**Written request:** Repeat each record below exactly, dropping the pictures.

**Extracted information:**
┄┄┄┄┄┄
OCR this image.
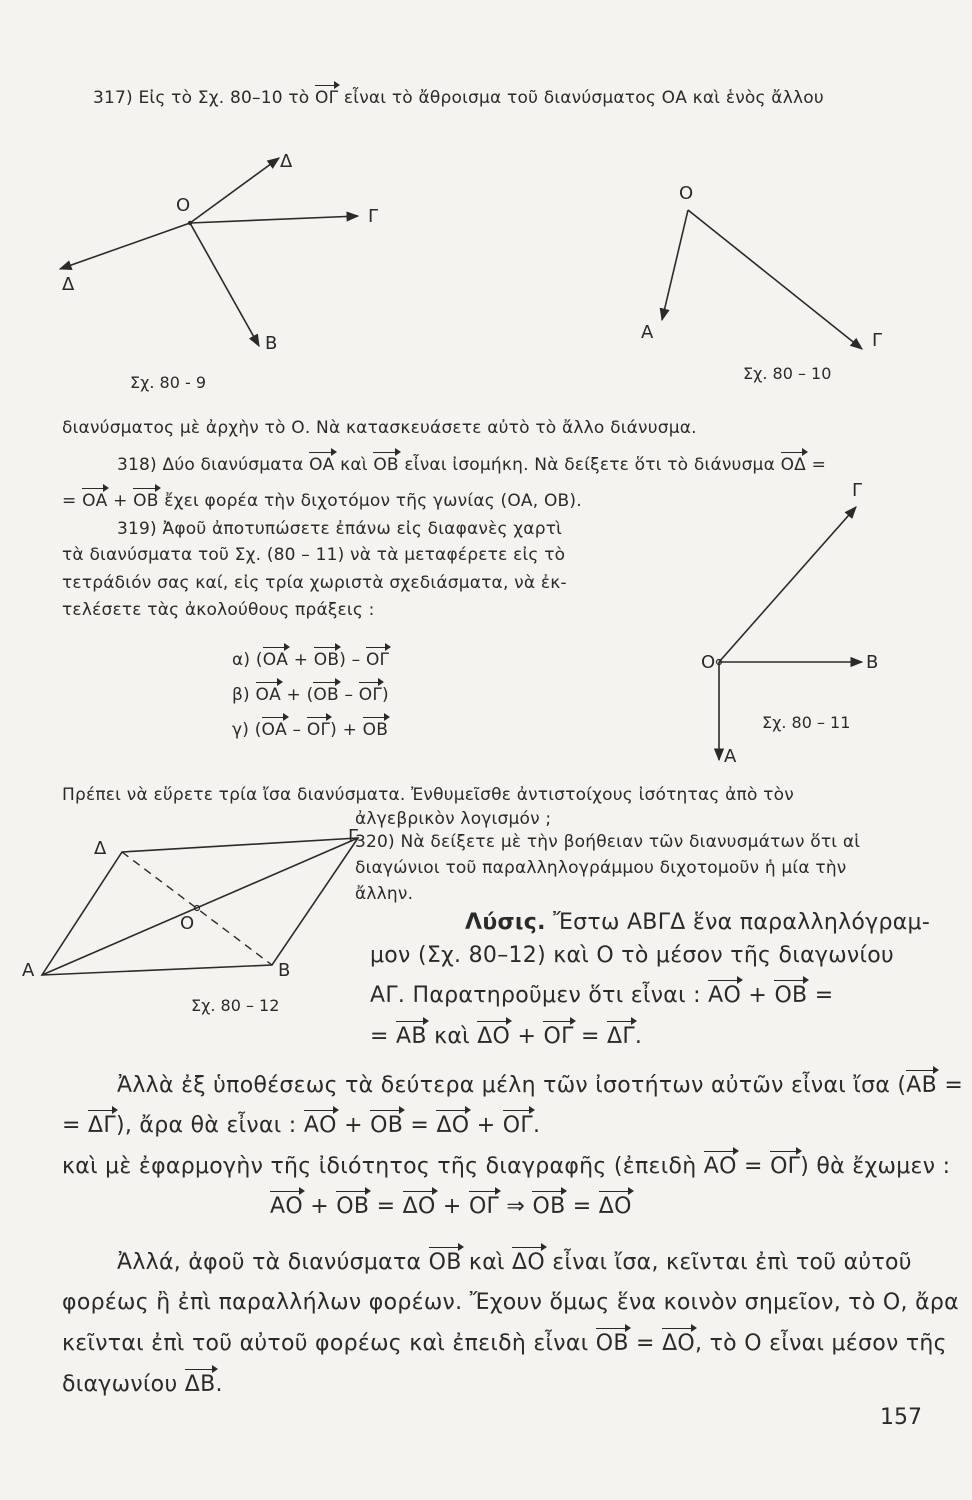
317) Εἰς τὸ Σχ. 80–10 τὸ ΟΓ εἶναι τὸ ἄθροισμα τοῦ διανύσματος ΟΑ καὶ ἑνὸς ἄλλου
Ο
Δ
Γ
Δ
Β
Σχ. 80 - 9
Ο
Α	Γ
Σχ. 80 – 10
διανύσματος μὲ ἀρχὴν τὸ Ο. Νὰ κατασκευάσετε αὐτὸ τὸ ἄλλο διάνυσμα.
318) Δύο διανύσματα ΟΑ καὶ ΟΒ εἶναι ἰσομήκη. Νὰ δείξετε ὅτι τὸ διάνυσμα ΟΔ =
= ΟΑ + ΟΒ ἔχει φορέα τὴν διχοτόμον τῆς γωνίας (ΟΑ, ΟΒ).
319) Ἀφοῦ ἀποτυπώσετε ἐπάνω εἰς διαφανὲς χαρτὶ
τὰ διανύσματα τοῦ Σχ. (80 – 11) νὰ τὰ μεταφέρετε εἰς τὸ
τετράδιόν σας καί, εἰς τρία χωριστὰ σχεδιάσματα, νὰ ἐκ-
τελέσετε τὰς ἀκολούθους πράξεις :
α) (ΟΑ + ΟΒ) – ΟΓ
β) ΟΑ + (ΟΒ – ΟΓ)
γ) (ΟΑ – ΟΓ) + ΟΒ
Γ
Ο	Β
Α
Σχ. 80 – 11
Πρέπει νὰ εὕρετε τρία ἴσα διανύσματα. Ἐνθυμεῖσθε ἀντιστοίχους ἰσότητας ἀπὸ τὸν
ἀλγεβρικὸν λογισμόν ;
320) Νὰ δείξετε μὲ τὴν βοήθειαν τῶν διανυσμάτων ὅτι αἱ
διαγώνιοι τοῦ παραλληλογράμμου διχοτομοῦν ἡ μία τὴν
ἄλλην.
Δ
Γ
Ο
Α	Β
Σχ. 80 – 12
Λύσις. Ἔστω ΑΒΓΔ ἕνα παραλληλόγραμ-
μον (Σχ. 80–12) καὶ Ο τὸ μέσον τῆς διαγωνίου
ΑΓ. Παρατηροῦμεν ὅτι εἶναι : ΑΟ + ΟΒ =
= ΑΒ καὶ ΔΟ + ΟΓ = ΔΓ.
Ἀλλὰ ἐξ ὑποθέσεως τὰ δεύτερα μέλη τῶν ἰσοτήτων αὐτῶν εἶναι ἴσα (ΑΒ =
= ΔΓ), ἄρα θὰ εἶναι : ΑΟ + ΟΒ = ΔΟ + ΟΓ.
καὶ μὲ ἐφαρμογὴν τῆς ἰδιότητος τῆς διαγραφῆς (ἐπειδὴ ΑΟ = ΟΓ) θὰ ἔχωμεν :
ΑΟ + ΟΒ = ΔΟ + ΟΓ ⇒ ΟΒ = ΔΟ
Ἀλλά, ἀφοῦ τὰ διανύσματα ΟΒ καὶ ΔΟ εἶναι ἴσα, κεῖνται ἐπὶ τοῦ αὐτοῦ
φορέως ἢ ἐπὶ παραλλήλων φορέων. Ἔχουν ὅμως ἕνα κοινὸν σημεῖον, τὸ Ο, ἄρα
κεῖνται ἐπὶ τοῦ αὐτοῦ φορέως καὶ ἐπειδὴ εἶναι ΟΒ = ΔΟ, τὸ Ο εἶναι μέσον τῆς
διαγωνίου ΔΒ.
157
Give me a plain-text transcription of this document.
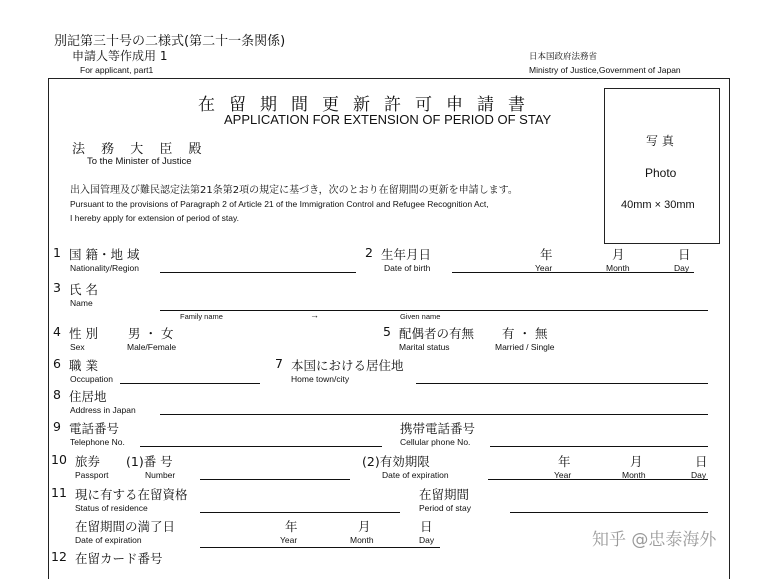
別記第三十号の二様式(第二十一条関係)
申請人等作成用 1
For applicant, part1
日本国政府法務省
Ministry of Justice,Government of Japan
在留期間更新許可申請書
APPLICATION FOR EXTENSION OF PERIOD OF STAY
写 真
Photo
40mm × 30mm
法 務 大 臣 殿
To the Minister of Justice
出入国管理及び難民認定法第21条第2項の規定に基づき，次のとおり在留期間の更新を申請します。
Pursuant to the provisions of Paragraph 2 of Article 21 of the Immigration Control and Refugee Recognition Act,
I hereby apply for extension of period of stay.
1 国 籍・地 域
Nationality/Region
2 生年月日
Date of birth
年
Year
月
Month
日
Day
3 氏 名
Name
Family name	→	Given name
4 性 別
Sex
男 ・ 女
Male/Female
5 配偶者の有無
Marital status
有 ・ 無
Married / Single
6 職 業
Occupation
7 本国における居住地
Home town/city
8 住居地
Address in Japan
9 電話番号
Telephone No.
携帯電話番号
Cellular phone No.
10 旅券
Passport
(1)番 号
Number
(2)有効期限
Date of expiration
年
Year
月
Month
日
Day
11 現に有する在留資格
Status of residence
在留期間
Period of stay
在留期間の満了日
Date of expiration
年
Year
月
Month
日
Day
12 在留カード番号
知乎 @忠泰海外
┄┄┄┄┄┄
**Solution for this problem:**
OCR this image.
317) Εἰς τὸ Σχ. 80–10 τὸ ΟΓ εἶναι τὸ ἄθροισμα τοῦ διανύσματος ΟΑ καὶ ἑνὸς ἄλλου
Ο
Δ
Γ
Δ
Β
Σχ. 80 - 9
Ο
Α	Γ
Σχ. 80 – 10
διανύσματος μὲ ἀρχὴν τὸ Ο. Νὰ κατασκευάσετε αὐτὸ τὸ ἄλλο διάνυσμα.
318) Δύο διανύσματα ΟΑ καὶ ΟΒ εἶναι ἰσομήκη. Νὰ δείξετε ὅτι τὸ διάνυσμα ΟΔ =
= ΟΑ + ΟΒ ἔχει φορέα τὴν διχοτόμον τῆς γωνίας (ΟΑ, ΟΒ).
319) Ἀφοῦ ἀποτυπώσετε ἐπάνω εἰς διαφανὲς χαρτὶ
τὰ διανύσματα τοῦ Σχ. (80 – 11) νὰ τὰ μεταφέρετε εἰς τὸ
τετράδιόν σας καί, εἰς τρία χωριστὰ σχεδιάσματα, νὰ ἐκ-
τελέσετε τὰς ἀκολούθους πράξεις :
α) (ΟΑ + ΟΒ) – ΟΓ
β) ΟΑ + (ΟΒ – ΟΓ)
γ) (ΟΑ – ΟΓ) + ΟΒ
Γ
Ο	Β
Α
Σχ. 80 – 11
Πρέπει νὰ εὕρετε τρία ἴσα διανύσματα. Ἐνθυμεῖσθε ἀντιστοίχους ἰσότητας ἀπὸ τὸν
ἀλγεβρικὸν λογισμόν ;
320) Νὰ δείξετε μὲ τὴν βοήθειαν τῶν διανυσμάτων ὅτι αἱ
διαγώνιοι τοῦ παραλληλογράμμου διχοτομοῦν ἡ μία τὴν
ἄλλην.
Δ
Γ
Ο
Α	Β
Σχ. 80 – 12
Λύσις. Ἔστω ΑΒΓΔ ἕνα παραλληλόγραμ-
μον (Σχ. 80–12) καὶ Ο τὸ μέσον τῆς διαγωνίου
ΑΓ. Παρατηροῦμεν ὅτι εἶναι : ΑΟ + ΟΒ =
= ΑΒ καὶ ΔΟ + ΟΓ = ΔΓ.
Ἀλλὰ ἐξ ὑποθέσεως τὰ δεύτερα μέλη τῶν ἰσοτήτων αὐτῶν εἶναι ἴσα (ΑΒ =
= ΔΓ), ἄρα θὰ εἶναι : ΑΟ + ΟΒ = ΔΟ + ΟΓ.
καὶ μὲ ἐφαρμογὴν τῆς ἰδιότητος τῆς διαγραφῆς (ἐπειδὴ ΑΟ = ΟΓ) θὰ ἔχωμεν :
ΑΟ + ΟΒ = ΔΟ + ΟΓ ⇒ ΟΒ = ΔΟ
Ἀλλά, ἀφοῦ τὰ διανύσματα ΟΒ καὶ ΔΟ εἶναι ἴσα, κεῖνται ἐπὶ τοῦ αὐτοῦ
φορέως ἢ ἐπὶ παραλλήλων φορέων. Ἔχουν ὅμως ἕνα κοινὸν σημεῖον, τὸ Ο, ἄρα
κεῖνται ἐπὶ τοῦ αὐτοῦ φορέως καὶ ἐπειδὴ εἶναι ΟΒ = ΔΟ, τὸ Ο εἶναι μέσον τῆς
διαγωνίου ΔΒ.
157
Give me a plain-text transcription of this document.
別記第三十号の二様式(第二十一条関係)
申請人等作成用 1
For applicant, part1
日本国政府法務省
Ministry of Justice,Government of Japan
在留期間更新許可申請書
APPLICATION FOR EXTENSION OF PERIOD OF STAY
写 真
Photo
40mm × 30mm
法 務 大 臣 殿
To the Minister of Justice
出入国管理及び難民認定法第21条第2項の規定に基づき，次のとおり在留期間の更新を申請します。
Pursuant to the provisions of Paragraph 2 of Article 21 of the Immigration Control and Refugee Recognition Act,
I hereby apply for extension of period of stay.
1 国 籍・地 域
Nationality/Region
2 生年月日
Date of birth
年
Year
月
Month
日
Day
3 氏 名
Name
Family name	→	Given name
4 性 別
Sex
男 ・ 女
Male/Female
5 配偶者の有無
Marital status
有 ・ 無
Married / Single
6 職 業
Occupation
7 本国における居住地
Home town/city
8 住居地
Address in Japan
9 電話番号
Telephone No.
携帯電話番号
Cellular phone No.
10 旅券
Passport
(1)番 号
Number
(2)有効期限
Date of expiration
年
Year
月
Month
日
Day
11 現に有する在留資格
Status of residence
在留期間
Period of stay
在留期間の満了日
Date of expiration
年
Year
月
Month
日
Day
12 在留カード番号
知乎 @忠泰海外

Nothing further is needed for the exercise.